_Required work:_ Write out the material exactly, without any of its pictures.

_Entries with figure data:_

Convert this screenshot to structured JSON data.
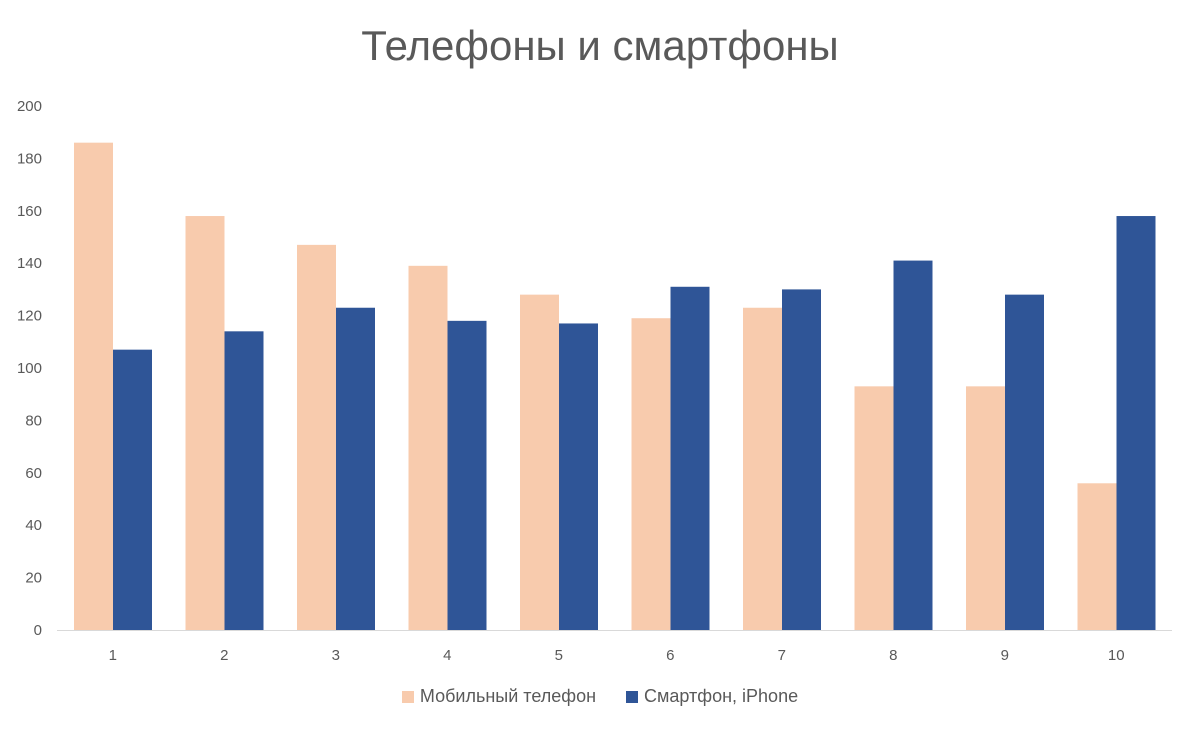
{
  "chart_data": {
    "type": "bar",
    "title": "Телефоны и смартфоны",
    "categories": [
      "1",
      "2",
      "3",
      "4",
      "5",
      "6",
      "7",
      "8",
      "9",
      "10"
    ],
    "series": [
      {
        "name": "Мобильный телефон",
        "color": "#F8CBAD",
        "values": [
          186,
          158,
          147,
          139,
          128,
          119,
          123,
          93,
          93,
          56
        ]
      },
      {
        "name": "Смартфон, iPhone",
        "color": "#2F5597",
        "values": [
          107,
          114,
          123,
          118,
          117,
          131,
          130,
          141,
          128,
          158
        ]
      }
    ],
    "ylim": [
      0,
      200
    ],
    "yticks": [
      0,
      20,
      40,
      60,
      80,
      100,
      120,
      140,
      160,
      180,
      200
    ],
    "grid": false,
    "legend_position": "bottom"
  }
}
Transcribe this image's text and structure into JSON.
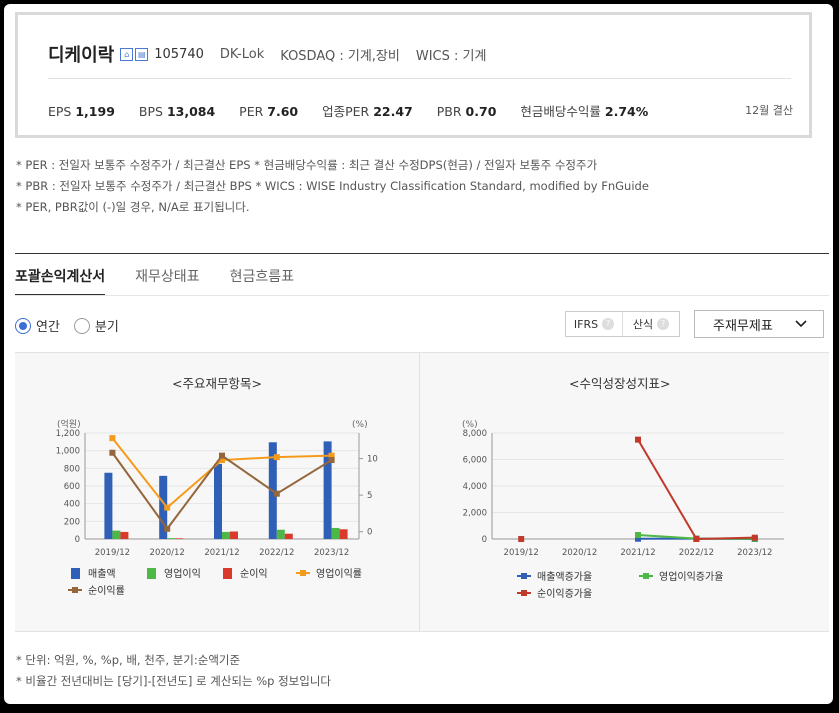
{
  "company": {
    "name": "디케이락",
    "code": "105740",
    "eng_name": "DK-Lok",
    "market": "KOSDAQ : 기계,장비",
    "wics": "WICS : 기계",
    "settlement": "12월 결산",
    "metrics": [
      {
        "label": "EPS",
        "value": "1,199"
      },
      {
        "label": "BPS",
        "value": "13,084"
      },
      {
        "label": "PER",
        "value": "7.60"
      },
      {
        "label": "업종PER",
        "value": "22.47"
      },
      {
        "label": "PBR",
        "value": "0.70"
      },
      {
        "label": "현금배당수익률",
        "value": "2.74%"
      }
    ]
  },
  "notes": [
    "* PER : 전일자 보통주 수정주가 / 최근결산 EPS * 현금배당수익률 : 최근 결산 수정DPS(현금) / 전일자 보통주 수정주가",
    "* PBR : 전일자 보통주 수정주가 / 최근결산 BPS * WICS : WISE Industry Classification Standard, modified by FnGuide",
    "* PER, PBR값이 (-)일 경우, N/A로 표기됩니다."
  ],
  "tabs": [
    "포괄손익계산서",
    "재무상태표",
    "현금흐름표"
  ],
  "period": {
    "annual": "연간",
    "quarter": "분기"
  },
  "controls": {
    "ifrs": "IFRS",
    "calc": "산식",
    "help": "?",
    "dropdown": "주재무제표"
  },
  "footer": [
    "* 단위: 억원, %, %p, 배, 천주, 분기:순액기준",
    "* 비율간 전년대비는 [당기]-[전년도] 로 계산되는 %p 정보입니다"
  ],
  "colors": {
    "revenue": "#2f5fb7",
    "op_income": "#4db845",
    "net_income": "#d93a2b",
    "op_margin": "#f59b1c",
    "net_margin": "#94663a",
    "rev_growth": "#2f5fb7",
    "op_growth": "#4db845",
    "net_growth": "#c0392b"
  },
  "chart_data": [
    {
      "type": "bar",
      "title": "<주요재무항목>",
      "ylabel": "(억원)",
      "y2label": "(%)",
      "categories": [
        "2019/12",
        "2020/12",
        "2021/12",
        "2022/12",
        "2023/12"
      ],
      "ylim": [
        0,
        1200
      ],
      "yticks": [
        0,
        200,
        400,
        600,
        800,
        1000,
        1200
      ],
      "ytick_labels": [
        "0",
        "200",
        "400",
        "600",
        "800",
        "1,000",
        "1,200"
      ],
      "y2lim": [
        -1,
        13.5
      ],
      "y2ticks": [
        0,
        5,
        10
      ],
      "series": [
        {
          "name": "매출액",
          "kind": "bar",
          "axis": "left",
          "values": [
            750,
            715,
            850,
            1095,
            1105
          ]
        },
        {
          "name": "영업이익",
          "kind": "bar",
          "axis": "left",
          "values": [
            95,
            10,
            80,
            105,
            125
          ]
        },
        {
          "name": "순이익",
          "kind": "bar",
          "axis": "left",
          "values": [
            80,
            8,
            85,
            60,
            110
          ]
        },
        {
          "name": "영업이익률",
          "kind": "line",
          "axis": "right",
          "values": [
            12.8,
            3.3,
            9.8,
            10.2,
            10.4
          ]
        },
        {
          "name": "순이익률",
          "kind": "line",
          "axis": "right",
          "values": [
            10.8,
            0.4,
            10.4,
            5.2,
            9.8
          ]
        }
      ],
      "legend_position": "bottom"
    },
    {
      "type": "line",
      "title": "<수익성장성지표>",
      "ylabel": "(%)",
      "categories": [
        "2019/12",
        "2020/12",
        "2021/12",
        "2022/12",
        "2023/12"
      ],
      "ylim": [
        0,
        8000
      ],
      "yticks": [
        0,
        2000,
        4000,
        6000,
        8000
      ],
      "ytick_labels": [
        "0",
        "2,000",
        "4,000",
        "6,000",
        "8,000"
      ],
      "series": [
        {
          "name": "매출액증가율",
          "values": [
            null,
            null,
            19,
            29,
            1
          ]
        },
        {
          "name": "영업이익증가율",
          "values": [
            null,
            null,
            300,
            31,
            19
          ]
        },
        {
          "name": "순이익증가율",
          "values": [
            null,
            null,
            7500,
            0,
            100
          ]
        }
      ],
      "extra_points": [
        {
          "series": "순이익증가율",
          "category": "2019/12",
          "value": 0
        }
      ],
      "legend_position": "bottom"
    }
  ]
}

_Answer below:_
Convert this screenshot to structured JSON data.
{
  "chart_data": {
    "type": "bar",
    "title": "Телефоны и смартфоны",
    "categories": [
      "1",
      "2",
      "3",
      "4",
      "5",
      "6",
      "7",
      "8",
      "9",
      "10"
    ],
    "series": [
      {
        "name": "Мобильный телефон",
        "color": "#F8CBAD",
        "values": [
          186,
          158,
          147,
          139,
          128,
          119,
          123,
          93,
          93,
          56
        ]
      },
      {
        "name": "Смартфон, iPhone",
        "color": "#2F5597",
        "values": [
          107,
          114,
          123,
          118,
          117,
          131,
          130,
          141,
          128,
          158
        ]
      }
    ],
    "ylim": [
      0,
      200
    ],
    "yticks": [
      0,
      20,
      40,
      60,
      80,
      100,
      120,
      140,
      160,
      180,
      200
    ],
    "grid": false,
    "legend_position": "bottom"
  }
}
Transcribe this image's text and structure into JSON.
{
  "company": {
    "name": "디케이락",
    "code": "105740",
    "eng_name": "DK-Lok",
    "market": "KOSDAQ : 기계,장비",
    "wics": "WICS : 기계",
    "settlement": "12월 결산",
    "metrics": [
      {
        "label": "EPS",
        "value": "1,199"
      },
      {
        "label": "BPS",
        "value": "13,084"
      },
      {
        "label": "PER",
        "value": "7.60"
      },
      {
        "label": "업종PER",
        "value": "22.47"
      },
      {
        "label": "PBR",
        "value": "0.70"
      },
      {
        "label": "현금배당수익률",
        "value": "2.74%"
      }
    ]
  },
  "notes": [
    "* PER : 전일자 보통주 수정주가 / 최근결산 EPS * 현금배당수익률 : 최근 결산 수정DPS(현금) / 전일자 보통주 수정주가",
    "* PBR : 전일자 보통주 수정주가 / 최근결산 BPS * WICS : WISE Industry Classification Standard, modified by FnGuide",
    "* PER, PBR값이 (-)일 경우, N/A로 표기됩니다."
  ],
  "tabs": [
    "포괄손익계산서",
    "재무상태표",
    "현금흐름표"
  ],
  "period": {
    "annual": "연간",
    "quarter": "분기"
  },
  "controls": {
    "ifrs": "IFRS",
    "calc": "산식",
    "help": "?",
    "dropdown": "주재무제표"
  },
  "footer": [
    "* 단위: 억원, %, %p, 배, 천주, 분기:순액기준",
    "* 비율간 전년대비는 [당기]-[전년도] 로 계산되는 %p 정보입니다"
  ],
  "colors": {
    "revenue": "#2f5fb7",
    "op_income": "#4db845",
    "net_income": "#d93a2b",
    "op_margin": "#f59b1c",
    "net_margin": "#94663a",
    "rev_growth": "#2f5fb7",
    "op_growth": "#4db845",
    "net_growth": "#c0392b"
  },
  "chart_data": [
    {
      "type": "bar",
      "title": "<주요재무항목>",
      "ylabel": "(억원)",
      "y2label": "(%)",
      "categories": [
        "2019/12",
        "2020/12",
        "2021/12",
        "2022/12",
        "2023/12"
      ],
      "ylim": [
        0,
        1200
      ],
      "yticks": [
        0,
        200,
        400,
        600,
        800,
        1000,
        1200
      ],
      "ytick_labels": [
        "0",
        "200",
        "400",
        "600",
        "800",
        "1,000",
        "1,200"
      ],
      "y2lim": [
        -1,
        13.5
      ],
      "y2ticks": [
        0,
        5,
        10
      ],
      "series": [
        {
          "name": "매출액",
          "kind": "bar",
          "axis": "left",
          "values": [
            750,
            715,
            850,
            1095,
            1105
          ]
        },
        {
          "name": "영업이익",
          "kind": "bar",
          "axis": "left",
          "values": [
            95,
            10,
            80,
            105,
            125
          ]
        },
        {
          "name": "순이익",
          "kind": "bar",
          "axis": "left",
          "values": [
            80,
            8,
            85,
            60,
            110
          ]
        },
        {
          "name": "영업이익률",
          "kind": "line",
          "axis": "right",
          "values": [
            12.8,
            3.3,
            9.8,
            10.2,
            10.4
          ]
        },
        {
          "name": "순이익률",
          "kind": "line",
          "axis": "right",
          "values": [
            10.8,
            0.4,
            10.4,
            5.2,
            9.8
          ]
        }
      ],
      "legend_position": "bottom"
    },
    {
      "type": "line",
      "title": "<수익성장성지표>",
      "ylabel": "(%)",
      "categories": [
        "2019/12",
        "2020/12",
        "2021/12",
        "2022/12",
        "2023/12"
      ],
      "ylim": [
        0,
        8000
      ],
      "yticks": [
        0,
        2000,
        4000,
        6000,
        8000
      ],
      "ytick_labels": [
        "0",
        "2,000",
        "4,000",
        "6,000",
        "8,000"
      ],
      "series": [
        {
          "name": "매출액증가율",
          "values": [
            null,
            null,
            19,
            29,
            1
          ]
        },
        {
          "name": "영업이익증가율",
          "values": [
            null,
            null,
            300,
            31,
            19
          ]
        },
        {
          "name": "순이익증가율",
          "values": [
            null,
            null,
            7500,
            0,
            100
          ]
        }
      ],
      "extra_points": [
        {
          "series": "순이익증가율",
          "category": "2019/12",
          "value": 0
        }
      ],
      "legend_position": "bottom"
    }
  ]
}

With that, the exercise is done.